◆ TASK INSTRUCTIONS:
• a. Name every author listed in the disperser extinction passage below.
• b. Please copy word for word the stretch of the disperser extinction passage below from "The ongoing rapid" through "the archipelago biota.".

◆ GIVEN PASSAGE:
________________________

Predicting the consequences of disperser extinction: richness matters the most when abundance is low

Beatriz Rumeu, Mariano Devoto, Anna Traveset, Jens M. Olesen, Pablo Vargas, Manuel Nogales and Ruben Heleno

The ongoing rapid loss of biodiversity often entails replacement of disturbance-sensitive species by disturbance-tolerant ones and thus disruption of the ecosystem functions they provide. In this line, the loss of fruit-eating (frugivorous) animals may negatively affect the long-term persistence of the plant communities whose seeds they disperse. However, little is known on how the loss of frugivore richness and abundance affects the seed dispersal services provided to plants. Here we assessed the functional consequences of defaunation on a seed dispersal network from the Galápagos Islands under five simulated extinction scenarios based on current threats to the archipelago biota.

________________________

◆ DATASET EXCERPT:
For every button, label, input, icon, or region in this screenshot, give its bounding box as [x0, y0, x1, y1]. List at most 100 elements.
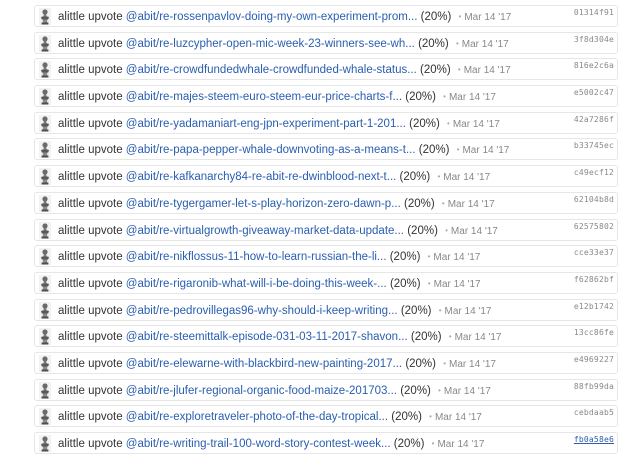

________________________

◆ RESULTS FOR EACH TASK:
• a. Beatriz Rumeu, Mariano Devoto, Anna Traveset, Jens M. Olesen, Pablo Vargas, Manuel Nogales, Ruben Heleno

• b.
The ongoing rapid loss of biodiversity often entails replacement of disturbance-sensitive species by disturbance-tolerant ones and thus disruption of the ecosystem functions they provide. In this line, the loss of fruit-eating (frugivorous) animals may negatively affect the long-term persistence of the plant communities whose seeds they disperse. However, little is known on how the loss of frugivore richness and abundance affects the seed dispersal services provided to plants. Here we assessed the functional consequences of defaunation on a seed dispersal network from the Galápagos Islands under five simulated extinction scenarios based on current threats to the archipelago biota.